------ RECORDS PROVIDED ------

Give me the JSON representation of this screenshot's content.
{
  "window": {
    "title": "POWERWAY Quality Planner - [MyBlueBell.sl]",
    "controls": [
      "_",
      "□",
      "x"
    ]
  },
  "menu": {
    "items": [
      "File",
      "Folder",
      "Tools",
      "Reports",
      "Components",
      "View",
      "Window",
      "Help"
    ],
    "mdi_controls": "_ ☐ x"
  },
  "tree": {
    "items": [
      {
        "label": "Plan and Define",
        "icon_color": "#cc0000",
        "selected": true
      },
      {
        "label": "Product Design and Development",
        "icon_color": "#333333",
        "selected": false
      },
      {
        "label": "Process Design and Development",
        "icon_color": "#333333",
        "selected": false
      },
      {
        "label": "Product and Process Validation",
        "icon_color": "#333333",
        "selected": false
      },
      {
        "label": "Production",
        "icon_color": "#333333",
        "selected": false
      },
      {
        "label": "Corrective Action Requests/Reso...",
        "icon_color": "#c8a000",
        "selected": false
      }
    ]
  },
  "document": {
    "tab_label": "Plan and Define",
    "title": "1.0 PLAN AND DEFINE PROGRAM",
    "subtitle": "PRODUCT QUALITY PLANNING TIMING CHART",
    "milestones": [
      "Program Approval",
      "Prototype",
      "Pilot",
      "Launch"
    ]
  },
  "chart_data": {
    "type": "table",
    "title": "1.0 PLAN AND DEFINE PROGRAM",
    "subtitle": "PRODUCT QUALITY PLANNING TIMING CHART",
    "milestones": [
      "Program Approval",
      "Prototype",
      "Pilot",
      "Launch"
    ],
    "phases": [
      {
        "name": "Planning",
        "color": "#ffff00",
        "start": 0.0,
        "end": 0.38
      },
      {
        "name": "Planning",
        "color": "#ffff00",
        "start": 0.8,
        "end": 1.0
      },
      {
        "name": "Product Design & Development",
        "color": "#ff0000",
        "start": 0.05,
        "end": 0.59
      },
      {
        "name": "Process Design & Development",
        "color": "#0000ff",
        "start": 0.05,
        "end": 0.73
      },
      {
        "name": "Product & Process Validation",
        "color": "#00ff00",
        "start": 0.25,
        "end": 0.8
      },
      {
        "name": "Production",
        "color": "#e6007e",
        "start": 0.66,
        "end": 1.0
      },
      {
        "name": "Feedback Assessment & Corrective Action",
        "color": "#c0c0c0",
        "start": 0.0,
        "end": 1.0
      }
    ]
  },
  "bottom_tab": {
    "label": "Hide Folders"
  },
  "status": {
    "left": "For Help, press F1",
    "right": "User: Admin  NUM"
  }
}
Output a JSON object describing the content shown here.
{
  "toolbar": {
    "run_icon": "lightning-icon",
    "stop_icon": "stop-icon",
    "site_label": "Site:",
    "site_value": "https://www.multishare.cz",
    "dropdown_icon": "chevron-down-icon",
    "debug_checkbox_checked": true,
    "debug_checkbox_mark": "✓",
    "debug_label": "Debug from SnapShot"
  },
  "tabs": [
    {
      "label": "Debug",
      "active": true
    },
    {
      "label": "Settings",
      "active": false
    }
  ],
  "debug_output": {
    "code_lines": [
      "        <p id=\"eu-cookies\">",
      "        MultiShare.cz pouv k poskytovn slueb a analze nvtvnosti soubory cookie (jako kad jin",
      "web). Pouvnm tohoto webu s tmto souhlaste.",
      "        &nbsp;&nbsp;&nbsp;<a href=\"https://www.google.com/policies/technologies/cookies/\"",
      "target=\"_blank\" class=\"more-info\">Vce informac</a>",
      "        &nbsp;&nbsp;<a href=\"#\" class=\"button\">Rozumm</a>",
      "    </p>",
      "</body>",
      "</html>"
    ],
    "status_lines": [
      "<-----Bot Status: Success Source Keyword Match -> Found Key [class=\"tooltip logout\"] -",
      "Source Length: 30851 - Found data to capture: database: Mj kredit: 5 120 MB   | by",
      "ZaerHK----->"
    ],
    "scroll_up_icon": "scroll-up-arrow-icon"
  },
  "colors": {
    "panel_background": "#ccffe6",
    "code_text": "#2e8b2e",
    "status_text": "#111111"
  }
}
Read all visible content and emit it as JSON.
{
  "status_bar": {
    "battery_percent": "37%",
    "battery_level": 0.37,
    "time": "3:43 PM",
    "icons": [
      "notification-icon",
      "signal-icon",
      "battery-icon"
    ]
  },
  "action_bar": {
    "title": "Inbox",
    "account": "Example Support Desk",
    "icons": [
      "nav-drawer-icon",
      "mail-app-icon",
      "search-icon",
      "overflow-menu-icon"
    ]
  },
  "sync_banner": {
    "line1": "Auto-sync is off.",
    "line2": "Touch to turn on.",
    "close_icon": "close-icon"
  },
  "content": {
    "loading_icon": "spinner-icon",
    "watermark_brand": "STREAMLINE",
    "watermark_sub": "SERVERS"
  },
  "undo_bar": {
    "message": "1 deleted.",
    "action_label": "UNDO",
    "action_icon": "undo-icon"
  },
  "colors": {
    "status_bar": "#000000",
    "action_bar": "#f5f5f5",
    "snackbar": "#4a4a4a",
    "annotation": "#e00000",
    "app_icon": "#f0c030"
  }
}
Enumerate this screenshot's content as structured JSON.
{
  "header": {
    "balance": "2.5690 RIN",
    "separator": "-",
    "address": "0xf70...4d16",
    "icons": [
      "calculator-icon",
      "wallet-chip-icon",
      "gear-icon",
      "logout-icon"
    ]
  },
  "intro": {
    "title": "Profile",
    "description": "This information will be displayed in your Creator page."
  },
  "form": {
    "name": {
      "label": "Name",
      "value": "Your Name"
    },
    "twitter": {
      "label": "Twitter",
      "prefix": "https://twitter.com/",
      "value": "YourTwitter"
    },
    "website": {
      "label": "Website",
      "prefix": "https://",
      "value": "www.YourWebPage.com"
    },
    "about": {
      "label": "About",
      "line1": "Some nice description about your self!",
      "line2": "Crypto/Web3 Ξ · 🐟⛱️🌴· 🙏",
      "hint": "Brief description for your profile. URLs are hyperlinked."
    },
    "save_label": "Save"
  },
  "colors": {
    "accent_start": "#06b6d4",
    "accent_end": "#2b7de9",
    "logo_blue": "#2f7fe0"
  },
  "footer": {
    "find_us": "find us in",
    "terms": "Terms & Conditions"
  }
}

------

**TASK OBJECTIVE:** Each line that holds the word "https" is to be copied.

**EXERCISE RESPONSE:**
    "site_value": "https://www.multishare.cz",
      "        &nbsp;&nbsp;&nbsp;<a href=\"https://www.google.com/policies/technologies/cookies/\"",
      "prefix": "https://twitter.com/",
      "prefix": "https://",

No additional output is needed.